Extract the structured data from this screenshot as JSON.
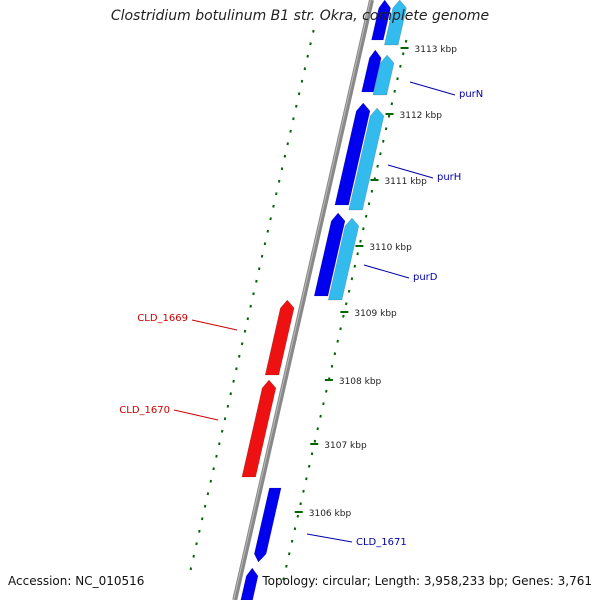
{
  "title": "Clostridium botulinum B1 str. Okra, complete genome",
  "footer": {
    "accession_label": "Accession:",
    "accession": "NC_010516",
    "topology_label": "Topology:",
    "topology": "circular",
    "length_label": "Length:",
    "length": "3,958,233 bp",
    "genes_label": "Genes:",
    "genes": "3,761"
  },
  "colors": {
    "forward_gene": "#0000ee",
    "forward_rna": "#33bbee",
    "reverse_gene": "#ee1111",
    "backbone": "#888888",
    "ticks": "#006600",
    "label_forward": "#0000aa",
    "label_reverse": "#cc0000"
  },
  "ticks": [
    "3106 kbp",
    "3107 kbp",
    "3108 kbp",
    "3109 kbp",
    "3110 kbp",
    "3111 kbp",
    "3112 kbp",
    "3113 kbp"
  ],
  "gene_labels": [
    {
      "label": "purN",
      "strand": "forward"
    },
    {
      "label": "purH",
      "strand": "forward"
    },
    {
      "label": "purD",
      "strand": "forward"
    },
    {
      "label": "CLD_1669",
      "strand": "reverse"
    },
    {
      "label": "CLD_1670",
      "strand": "reverse"
    },
    {
      "label": "CLD_1671",
      "strand": "forward"
    }
  ]
}
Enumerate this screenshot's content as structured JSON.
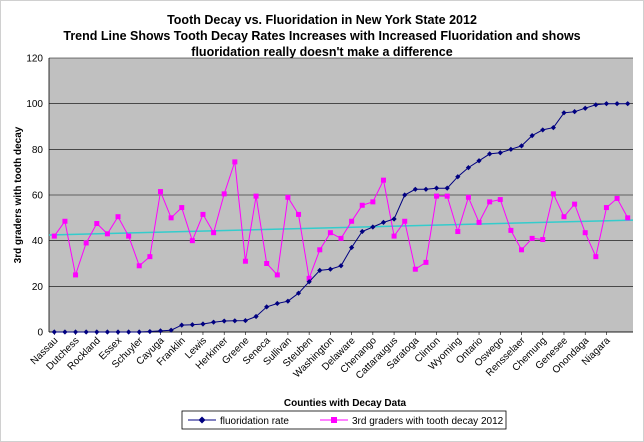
{
  "chart_data": {
    "type": "line",
    "title_lines": [
      "Tooth Decay vs. Fluoridation in New York State 2012",
      "Trend Line Shows Tooth Decay Rates Increases with Increased Fluoridation and shows",
      "fluoridation really doesn't make a difference"
    ],
    "xlabel": "Counties with Decay Data",
    "ylabel": "3rd graders with tooth decay",
    "ylim": [
      0,
      120
    ],
    "yticks": [
      0,
      20,
      40,
      60,
      80,
      100,
      120
    ],
    "grid": true,
    "n_points": 55,
    "x_tick_labels": [
      {
        "index": 0,
        "label": "Nassau"
      },
      {
        "index": 2,
        "label": "Dutchess"
      },
      {
        "index": 4,
        "label": "Rockland"
      },
      {
        "index": 6,
        "label": "Essex"
      },
      {
        "index": 8,
        "label": "Schuyler"
      },
      {
        "index": 10,
        "label": "Cayuga"
      },
      {
        "index": 12,
        "label": "Franklin"
      },
      {
        "index": 14,
        "label": "Lewis"
      },
      {
        "index": 16,
        "label": "Herkimer"
      },
      {
        "index": 18,
        "label": "Greene"
      },
      {
        "index": 20,
        "label": "Seneca"
      },
      {
        "index": 22,
        "label": "Sullivan"
      },
      {
        "index": 24,
        "label": "Steuben"
      },
      {
        "index": 26,
        "label": "Washington"
      },
      {
        "index": 28,
        "label": "Delaware"
      },
      {
        "index": 30,
        "label": "Chenango"
      },
      {
        "index": 32,
        "label": "Cattaraugus"
      },
      {
        "index": 34,
        "label": "Saratoga"
      },
      {
        "index": 36,
        "label": "Clinton"
      },
      {
        "index": 38,
        "label": "Wyoming"
      },
      {
        "index": 40,
        "label": "Ontario"
      },
      {
        "index": 42,
        "label": "Oswego"
      },
      {
        "index": 44,
        "label": "Rensselaer"
      },
      {
        "index": 46,
        "label": "Chemung"
      },
      {
        "index": 48,
        "label": "Genesee"
      },
      {
        "index": 50,
        "label": "Onondaga"
      },
      {
        "index": 52,
        "label": "Niagara"
      }
    ],
    "series": [
      {
        "name": "fluoridation rate",
        "color": "#000080",
        "marker": "diamond",
        "values": [
          0,
          0,
          0,
          0,
          0,
          0,
          0,
          0,
          0,
          0.2,
          0.5,
          0.8,
          3,
          3.2,
          3.5,
          4.3,
          4.8,
          4.9,
          5,
          6.8,
          11,
          12.5,
          13.5,
          17,
          22,
          27,
          27.5,
          29,
          37,
          44,
          46,
          48,
          49.5,
          60,
          62.5,
          62.5,
          63,
          63,
          68,
          72,
          75,
          78,
          78.5,
          80,
          81.5,
          86,
          88.5,
          89.5,
          96,
          96.5,
          98,
          99.5,
          100,
          100,
          100
        ]
      },
      {
        "name": "3rd graders with tooth decay 2012",
        "color": "#ff00ff",
        "marker": "square",
        "values": [
          42,
          48.5,
          25,
          39,
          47.5,
          43,
          50.5,
          42,
          29,
          33,
          61.5,
          50,
          54.5,
          40,
          51.5,
          43.5,
          60.5,
          74.5,
          31,
          59.5,
          30,
          25,
          59,
          51.5,
          23.5,
          36,
          43.5,
          41,
          48.5,
          55.5,
          57,
          66.5,
          42,
          48.5,
          27.5,
          30.5,
          59.5,
          59.5,
          44,
          59,
          48,
          57,
          58,
          44.5,
          36,
          41,
          40.5,
          60.5,
          50.5,
          56,
          43.5,
          33,
          54.5,
          58.5,
          50
        ]
      },
      {
        "name": "trend",
        "color": "#33cccc",
        "values": [
          42.5,
          49
        ]
      }
    ]
  }
}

▸ **Task description**
Where an entry includes an image, skip the image and return everything else exactly.

▸ **Expected answer**
Extract the structured data from this screenshot as JSON.
{
  "title": "Clostridium botulinum B1 str. Okra, complete genome",
  "footer": {
    "accession_label": "Accession:",
    "accession": "NC_010516",
    "topology_label": "Topology:",
    "topology": "circular",
    "length_label": "Length:",
    "length": "3,958,233 bp",
    "genes_label": "Genes:",
    "genes": "3,761"
  },
  "colors": {
    "forward_gene": "#0000ee",
    "forward_rna": "#33bbee",
    "reverse_gene": "#ee1111",
    "backbone": "#888888",
    "ticks": "#006600",
    "label_forward": "#0000aa",
    "label_reverse": "#cc0000"
  },
  "ticks": [
    "3106 kbp",
    "3107 kbp",
    "3108 kbp",
    "3109 kbp",
    "3110 kbp",
    "3111 kbp",
    "3112 kbp",
    "3113 kbp"
  ],
  "gene_labels": [
    {
      "label": "purN",
      "strand": "forward"
    },
    {
      "label": "purH",
      "strand": "forward"
    },
    {
      "label": "purD",
      "strand": "forward"
    },
    {
      "label": "CLD_1669",
      "strand": "reverse"
    },
    {
      "label": "CLD_1670",
      "strand": "reverse"
    },
    {
      "label": "CLD_1671",
      "strand": "forward"
    }
  ]
}
Enumerate this screenshot's content as structured JSON.
{
  "chart_data": {
    "type": "line",
    "title_lines": [
      "Tooth Decay vs. Fluoridation in New York State 2012",
      "Trend Line Shows Tooth Decay Rates Increases with Increased Fluoridation and shows",
      "fluoridation really doesn't make a difference"
    ],
    "xlabel": "Counties with Decay Data",
    "ylabel": "3rd graders with tooth decay",
    "ylim": [
      0,
      120
    ],
    "yticks": [
      0,
      20,
      40,
      60,
      80,
      100,
      120
    ],
    "grid": true,
    "n_points": 55,
    "x_tick_labels": [
      {
        "index": 0,
        "label": "Nassau"
      },
      {
        "index": 2,
        "label": "Dutchess"
      },
      {
        "index": 4,
        "label": "Rockland"
      },
      {
        "index": 6,
        "label": "Essex"
      },
      {
        "index": 8,
        "label": "Schuyler"
      },
      {
        "index": 10,
        "label": "Cayuga"
      },
      {
        "index": 12,
        "label": "Franklin"
      },
      {
        "index": 14,
        "label": "Lewis"
      },
      {
        "index": 16,
        "label": "Herkimer"
      },
      {
        "index": 18,
        "label": "Greene"
      },
      {
        "index": 20,
        "label": "Seneca"
      },
      {
        "index": 22,
        "label": "Sullivan"
      },
      {
        "index": 24,
        "label": "Steuben"
      },
      {
        "index": 26,
        "label": "Washington"
      },
      {
        "index": 28,
        "label": "Delaware"
      },
      {
        "index": 30,
        "label": "Chenango"
      },
      {
        "index": 32,
        "label": "Cattaraugus"
      },
      {
        "index": 34,
        "label": "Saratoga"
      },
      {
        "index": 36,
        "label": "Clinton"
      },
      {
        "index": 38,
        "label": "Wyoming"
      },
      {
        "index": 40,
        "label": "Ontario"
      },
      {
        "index": 42,
        "label": "Oswego"
      },
      {
        "index": 44,
        "label": "Rensselaer"
      },
      {
        "index": 46,
        "label": "Chemung"
      },
      {
        "index": 48,
        "label": "Genesee"
      },
      {
        "index": 50,
        "label": "Onondaga"
      },
      {
        "index": 52,
        "label": "Niagara"
      }
    ],
    "series": [
      {
        "name": "fluoridation rate",
        "color": "#000080",
        "marker": "diamond",
        "values": [
          0,
          0,
          0,
          0,
          0,
          0,
          0,
          0,
          0,
          0.2,
          0.5,
          0.8,
          3,
          3.2,
          3.5,
          4.3,
          4.8,
          4.9,
          5,
          6.8,
          11,
          12.5,
          13.5,
          17,
          22,
          27,
          27.5,
          29,
          37,
          44,
          46,
          48,
          49.5,
          60,
          62.5,
          62.5,
          63,
          63,
          68,
          72,
          75,
          78,
          78.5,
          80,
          81.5,
          86,
          88.5,
          89.5,
          96,
          96.5,
          98,
          99.5,
          100,
          100,
          100
        ]
      },
      {
        "name": "3rd graders with tooth decay 2012",
        "color": "#ff00ff",
        "marker": "square",
        "values": [
          42,
          48.5,
          25,
          39,
          47.5,
          43,
          50.5,
          42,
          29,
          33,
          61.5,
          50,
          54.5,
          40,
          51.5,
          43.5,
          60.5,
          74.5,
          31,
          59.5,
          30,
          25,
          59,
          51.5,
          23.5,
          36,
          43.5,
          41,
          48.5,
          55.5,
          57,
          66.5,
          42,
          48.5,
          27.5,
          30.5,
          59.5,
          59.5,
          44,
          59,
          48,
          57,
          58,
          44.5,
          36,
          41,
          40.5,
          60.5,
          50.5,
          56,
          43.5,
          33,
          54.5,
          58.5,
          50
        ]
      },
      {
        "name": "trend",
        "color": "#33cccc",
        "values": [
          42.5,
          49
        ]
      }
    ]
  }
}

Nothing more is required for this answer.